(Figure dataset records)
****************

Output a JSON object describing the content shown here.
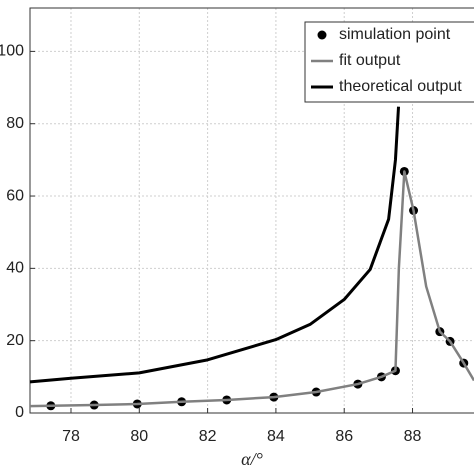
{
  "chart_data": {
    "type": "line",
    "xlabel": "α/°",
    "xlim": [
      76.8,
      89.8
    ],
    "xticks": [
      78,
      80,
      82,
      84,
      86,
      88
    ],
    "ylim": [
      0,
      112
    ],
    "yticks": [
      0,
      20,
      40,
      60,
      80,
      100
    ],
    "grid": true,
    "legend": "upper right",
    "series": [
      {
        "name": "simulation point",
        "color": "#000000",
        "style": "markers",
        "x": [
          77.41,
          78.68,
          79.94,
          81.24,
          82.56,
          83.94,
          85.18,
          86.4,
          87.09,
          87.5,
          87.76,
          88.03,
          88.8,
          89.1,
          89.5
        ],
        "values": [
          2.0,
          2.2,
          2.5,
          3.1,
          3.6,
          4.4,
          5.8,
          8.0,
          10.0,
          11.7,
          66.8,
          56.0,
          22.5,
          19.8,
          13.8
        ]
      },
      {
        "name": "fit output",
        "color": "#808080",
        "style": "line",
        "x": [
          76.8,
          77.41,
          78.68,
          79.94,
          81.24,
          82.56,
          83.94,
          85.18,
          86.4,
          87.09,
          87.5,
          87.6,
          87.76,
          88.03,
          88.4,
          88.8,
          89.1,
          89.5,
          89.8
        ],
        "values": [
          1.9,
          2.0,
          2.2,
          2.5,
          3.1,
          3.6,
          4.4,
          5.8,
          8.0,
          10.0,
          11.7,
          40.0,
          66.8,
          56.0,
          35.0,
          22.5,
          19.8,
          13.8,
          9.0
        ]
      },
      {
        "name": "theoretical output",
        "color": "#000000",
        "style": "line",
        "x": [
          76.8,
          78,
          80,
          82,
          84,
          85,
          86,
          86.76,
          87.3,
          87.5,
          87.59
        ],
        "values": [
          8.6,
          9.6,
          11.1,
          14.7,
          20.3,
          24.5,
          31.4,
          39.7,
          53.6,
          70.0,
          84.7
        ]
      }
    ]
  }
}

****************

What the exercise asks: Every record gets retyped exactly; no picture goes into the copy.

Worked answer:
Output a JSON object describing the content shown here.
{
  "chart_data": {
    "type": "line",
    "xlabel": "α/°",
    "xlim": [
      76.8,
      89.8
    ],
    "xticks": [
      78,
      80,
      82,
      84,
      86,
      88
    ],
    "ylim": [
      0,
      112
    ],
    "yticks": [
      0,
      20,
      40,
      60,
      80,
      100
    ],
    "grid": true,
    "legend": "upper right",
    "series": [
      {
        "name": "simulation point",
        "color": "#000000",
        "style": "markers",
        "x": [
          77.41,
          78.68,
          79.94,
          81.24,
          82.56,
          83.94,
          85.18,
          86.4,
          87.09,
          87.5,
          87.76,
          88.03,
          88.8,
          89.1,
          89.5
        ],
        "values": [
          2.0,
          2.2,
          2.5,
          3.1,
          3.6,
          4.4,
          5.8,
          8.0,
          10.0,
          11.7,
          66.8,
          56.0,
          22.5,
          19.8,
          13.8
        ]
      },
      {
        "name": "fit output",
        "color": "#808080",
        "style": "line",
        "x": [
          76.8,
          77.41,
          78.68,
          79.94,
          81.24,
          82.56,
          83.94,
          85.18,
          86.4,
          87.09,
          87.5,
          87.6,
          87.76,
          88.03,
          88.4,
          88.8,
          89.1,
          89.5,
          89.8
        ],
        "values": [
          1.9,
          2.0,
          2.2,
          2.5,
          3.1,
          3.6,
          4.4,
          5.8,
          8.0,
          10.0,
          11.7,
          40.0,
          66.8,
          56.0,
          35.0,
          22.5,
          19.8,
          13.8,
          9.0
        ]
      },
      {
        "name": "theoretical output",
        "color": "#000000",
        "style": "line",
        "x": [
          76.8,
          78,
          80,
          82,
          84,
          85,
          86,
          86.76,
          87.3,
          87.5,
          87.59
        ],
        "values": [
          8.6,
          9.6,
          11.1,
          14.7,
          20.3,
          24.5,
          31.4,
          39.7,
          53.6,
          70.0,
          84.7
        ]
      }
    ]
  }
}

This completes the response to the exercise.